WHAT IS EXPECTED - Copy every line of the data that contains the string "guerre".

::::

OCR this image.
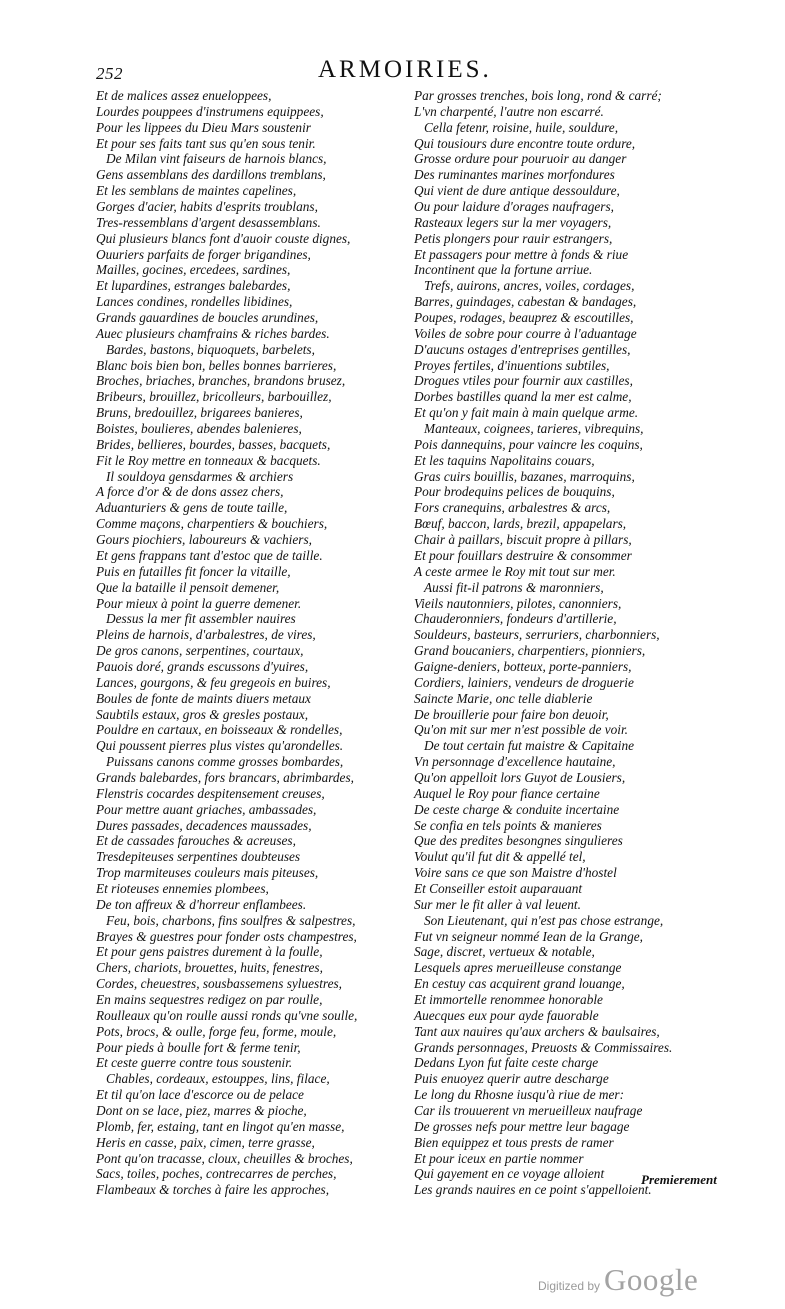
252	ARMOIRIES.
Et de malices asseƶ enueloppees,
Lourdes pouppees d'instrumens equippees,
Pour les lippees du Dieu Mars soustenir
Et pour ses faits tant sus qu'en sous tenir.
De Milan vint faiseurs de harnois blancs,
Gens assemblans des dardillons tremblans,
Et les semblans de maintes capelines,
Gorges d'acier, habits d'esprits troublans,
Tres-ressemblans d'argent desassemblans.
Qui plusieurs blancs font d'auoir couste dignes,
Ouuriers parfaits de forger brigandines,
Mailles, gocines, ercedees, sardines,
Et lupardines, estranges balebardes,
Lances condines, rondelles libidines,
Grands gauardines de boucles arundines,
Auec plusieurs chamfrains & riches bardes.
Bardes, bastons, biquoquets, barbelets,
Blanc bois bien bon, belles bonnes barrieres,
Broches, briaches, branches, brandons brusez,
Bribeurs, brouillez, bricolleurs, barbouillez,
Bruns, bredouillez, brigarees banieres,
Boistes, boulieres, abendes balenieres,
Brides, bellieres, bourdes, basses, bacquets,
Fit le Roy mettre en tonneaux & bacquets.
Il souldoya gensdarmes & archiers
A force d'or & de dons assez chers,
Aduanturiers & gens de toute taille,
Comme maçons, charpentiers & bouchiers,
Gours piochiers, laboureurs & vachiers,
Et gens frappans tant d'estoc que de taille.
Puis en futailles fit foncer la vitaille,
Que la bataille il pensoit demener,
Pour mieux à point la guerre demener.
Dessus la mer fit assembler nauires
Pleins de harnois, d'arbalestres, de vires,
De gros canons, serpentines, courtaux,
Pauois doré, grands escussons d'yuires,
Lances, gourgons, & feu gregeois en buires,
Boules de fonte de maints diuers metaux
Saubtils estaux, gros & gresles postaux,
Pouldre en cartaux, en boisseaux & rondelles,
Qui poussent pierres plus vistes qu'arondelles.
Puissans canons comme grosses bombardes,
Grands balebardes, fors brancars, abrimbardes,
Flenstris cocardes despitensement creuses,
Pour mettre auant griaches, ambassades,
Dures passades, decadences maussades,
Et de cassades farouches & acreuses,
Tresdepiteuses serpentines doubteuses
Trop marmiteuses couleurs mais piteuses,
Et rioteuses ennemies plombees,
De ton affreux & d'horreur enflambees.
Feu, bois, charbons, fins soulfres & salpestres,
Brayes & guestres pour fonder osts champestres,
Et pour gens paistres durement à la foulle,
Chers, chariots, brouettes, huits, fenestres,
Cordes, cheuestres, sousbassemens syluestres,
En mains sequestres redigez on par roulle,
Roulleaux qu'on roulle aussi ronds qu'vne soulle,
Pots, brocs, & oulle, forge feu, forme, moule,
Pour pieds à boulle fort & ferme tenir,
Et ceste guerre contre tous soustenir.
Chables, cordeaux, estouppes, lins, filace,
Et til qu'on lace d'escorce ou de pelace
Dont on se lace, piez, marres & pioche,
Plomb, fer, estaing, tant en lingot qu'en masse,
Heris en casse, paix, cimen, terre grasse,
Pont qu'on tracasse, cloux, cheuilles & broches,
Sacs, toiles, poches, contrecarres de perches,
Flambeaux & torches à faire les approches,
Par grosses trenches, bois long, rond & carré;
L'vn charpenté, l'autre non escarré.
Cella fetenr, roisine, huile, souldure,
Qui tousiours dure encontre toute ordure,
Grosse ordure pour pouruoir au danger
Des ruminantes marines morfondures
Qui vient de dure antique dessouldure,
Ou pour laidure d'orages naufragers,
Rasteaux legers sur la mer voyagers,
Petis plongers pour rauir estrangers,
Et passagers pour mettre à fonds & riue
Incontinent que la fortune arriue.
Trefs, auirons, ancres, voiles, cordages,
Barres, guindages, cabestan & bandages,
Poupes, rodages, beauprez & escoutilles,
Voiles de sobre pour courre à l'aduantage
D'aucuns ostages d'entreprises gentilles,
Proyes fertiles, d'inuentions subtiles,
Drogues vtiles pour fournir aux castilles,
Dorbes bastilles quand la mer est calme,
Et qu'on y fait main à main quelque arme.
Manteaux, coignees, tarieres, vibrequins,
Pois dannequins, pour vaincre les coquins,
Et les taquins Napolitains couars,
Gras cuirs bouillis, bazanes, marroquins,
Pour brodequins pelices de bouquins,
Fors cranequins, arbalestres & arcs,
Bœuf, baccon, lards, brezil, appapelars,
Chair à paillars, biscuit propre à pillars,
Et pour fouillars destruire & consommer
A ceste armee le Roy mit tout sur mer.
Aussi fit-il patrons & maronniers,
Vieils nautonniers, pilotes, canonniers,
Chauderonniers, fondeurs d'artillerie,
Souldeurs, basteurs, serruriers, charbonniers,
Grand boucaniers, charpentiers, pionniers,
Gaigne-deniers, botteux, porte-panniers,
Cordiers, lainiers, vendeurs de droguerie
Saincte Marie, onc telle diablerie
De brouillerie pour faire bon deuoir,
Qu'on mit sur mer n'est possible de voir.
De tout certain fut maistre & Capitaine
Vn personnage d'excellence hautaine,
Qu'on appelloit lors Guyot de Lousiers,
Auquel le Roy pour fiance certaine
De ceste charge & conduite incertaine
Se confia en tels points & manieres
Que des predites besongnes singulieres
Voulut qu'il fut dit & appellé tel,
Voire sans ce que son Maistre d'hostel
Et Conseiller estoit auparauant
Sur mer le fit aller à val leuent.
Son Lieutenant, qui n'est pas chose estrange,
Fut vn seigneur nommé Iean de la Grange,
Sage, discret, vertueux & notable,
Lesquels apres merueilleuse constange
En cestuy cas acquirent grand louange,
Et immortelle renommee honorable
Auecques eux pour ayde fauorable
Tant aux nauires qu'aux archers & baulsaires,
Grands personnages, Preuosts & Commissaires.
Dedans Lyon fut faite ceste charge
Puis enuoyez querir autre descharge
Le long du Rhosne iusqu'à riue de mer:
Car ils trouuerent vn merueilleux naufrage
De grosses nefs pour mettre leur bagage
Bien equippez et tous prests de ramer
Et pour iceux en partie nommer
Qui gayement en ce voyage alloient
Les grands nauires en ce point s'appelloient.
Premierement
Digitized by Google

::::

CORRECT RESPONSE -
Pour mieux à point la guerre demener.
Et ceste guerre contre tous soustenir.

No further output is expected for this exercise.